• _Task requirements_
Print the entries that appear below, exactly as written and without their pictures.

** START OF Records for processing **

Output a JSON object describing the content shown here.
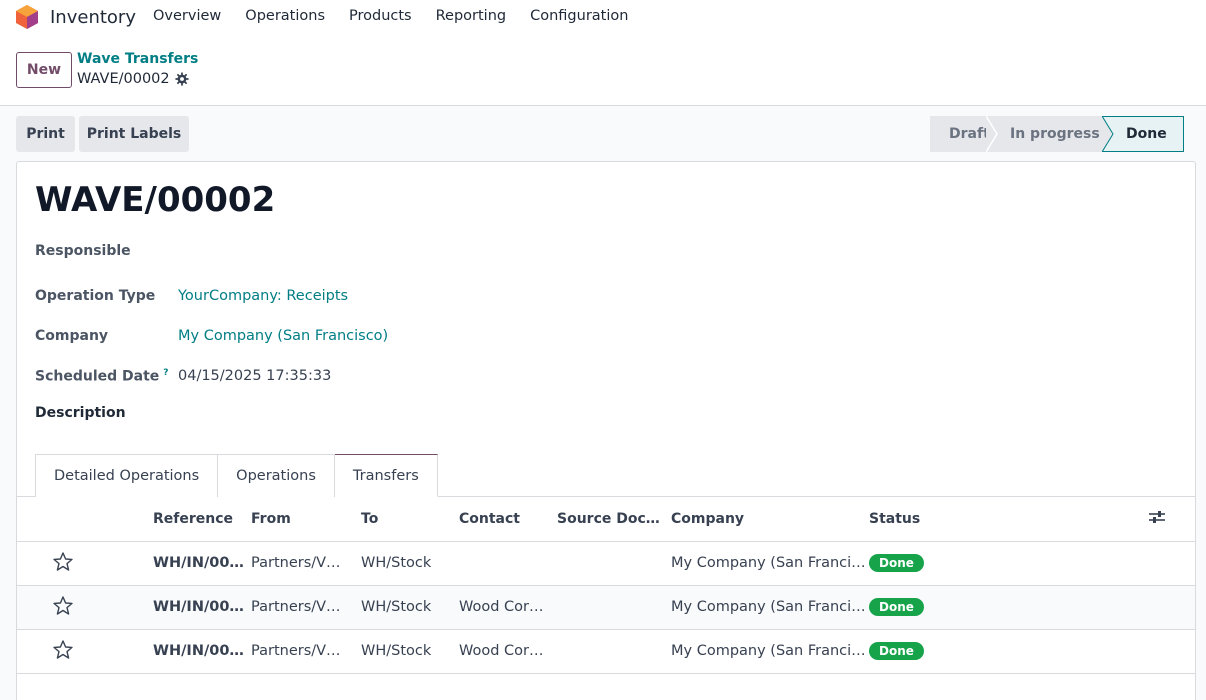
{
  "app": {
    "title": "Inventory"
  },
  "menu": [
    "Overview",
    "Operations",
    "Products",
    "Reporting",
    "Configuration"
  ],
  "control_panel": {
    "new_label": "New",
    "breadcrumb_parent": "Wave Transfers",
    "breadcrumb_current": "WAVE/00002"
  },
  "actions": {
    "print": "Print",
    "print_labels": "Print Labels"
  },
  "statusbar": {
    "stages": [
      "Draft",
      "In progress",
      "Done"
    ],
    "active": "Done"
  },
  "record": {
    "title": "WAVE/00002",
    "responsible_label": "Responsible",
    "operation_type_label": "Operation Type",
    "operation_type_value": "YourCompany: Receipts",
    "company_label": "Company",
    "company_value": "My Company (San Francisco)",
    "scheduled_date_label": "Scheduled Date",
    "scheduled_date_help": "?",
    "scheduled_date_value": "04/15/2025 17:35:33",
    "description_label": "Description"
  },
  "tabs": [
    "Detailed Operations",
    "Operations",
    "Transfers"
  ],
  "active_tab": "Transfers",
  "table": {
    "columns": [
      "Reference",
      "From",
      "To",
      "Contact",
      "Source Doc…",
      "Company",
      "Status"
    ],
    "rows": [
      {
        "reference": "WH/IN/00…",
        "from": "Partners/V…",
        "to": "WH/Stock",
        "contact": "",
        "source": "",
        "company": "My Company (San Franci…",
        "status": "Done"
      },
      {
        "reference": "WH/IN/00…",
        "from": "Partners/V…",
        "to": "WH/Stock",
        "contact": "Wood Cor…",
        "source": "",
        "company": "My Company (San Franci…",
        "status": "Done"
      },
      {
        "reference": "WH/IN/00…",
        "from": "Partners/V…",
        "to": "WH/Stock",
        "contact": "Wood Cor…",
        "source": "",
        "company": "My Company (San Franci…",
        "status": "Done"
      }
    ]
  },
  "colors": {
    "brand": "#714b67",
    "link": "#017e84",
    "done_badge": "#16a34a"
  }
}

** END OF Records for processing **

• _Written answer_
Output a JSON object describing the content shown here.
{
  "app": {
    "title": "Inventory"
  },
  "menu": [
    "Overview",
    "Operations",
    "Products",
    "Reporting",
    "Configuration"
  ],
  "control_panel": {
    "new_label": "New",
    "breadcrumb_parent": "Wave Transfers",
    "breadcrumb_current": "WAVE/00002"
  },
  "actions": {
    "print": "Print",
    "print_labels": "Print Labels"
  },
  "statusbar": {
    "stages": [
      "Draft",
      "In progress",
      "Done"
    ],
    "active": "Done"
  },
  "record": {
    "title": "WAVE/00002",
    "responsible_label": "Responsible",
    "operation_type_label": "Operation Type",
    "operation_type_value": "YourCompany: Receipts",
    "company_label": "Company",
    "company_value": "My Company (San Francisco)",
    "scheduled_date_label": "Scheduled Date",
    "scheduled_date_help": "?",
    "scheduled_date_value": "04/15/2025 17:35:33",
    "description_label": "Description"
  },
  "tabs": [
    "Detailed Operations",
    "Operations",
    "Transfers"
  ],
  "active_tab": "Transfers",
  "table": {
    "columns": [
      "Reference",
      "From",
      "To",
      "Contact",
      "Source Doc…",
      "Company",
      "Status"
    ],
    "rows": [
      {
        "reference": "WH/IN/00…",
        "from": "Partners/V…",
        "to": "WH/Stock",
        "contact": "",
        "source": "",
        "company": "My Company (San Franci…",
        "status": "Done"
      },
      {
        "reference": "WH/IN/00…",
        "from": "Partners/V…",
        "to": "WH/Stock",
        "contact": "Wood Cor…",
        "source": "",
        "company": "My Company (San Franci…",
        "status": "Done"
      },
      {
        "reference": "WH/IN/00…",
        "from": "Partners/V…",
        "to": "WH/Stock",
        "contact": "Wood Cor…",
        "source": "",
        "company": "My Company (San Franci…",
        "status": "Done"
      }
    ]
  },
  "colors": {
    "brand": "#714b67",
    "link": "#017e84",
    "done_badge": "#16a34a"
  }
}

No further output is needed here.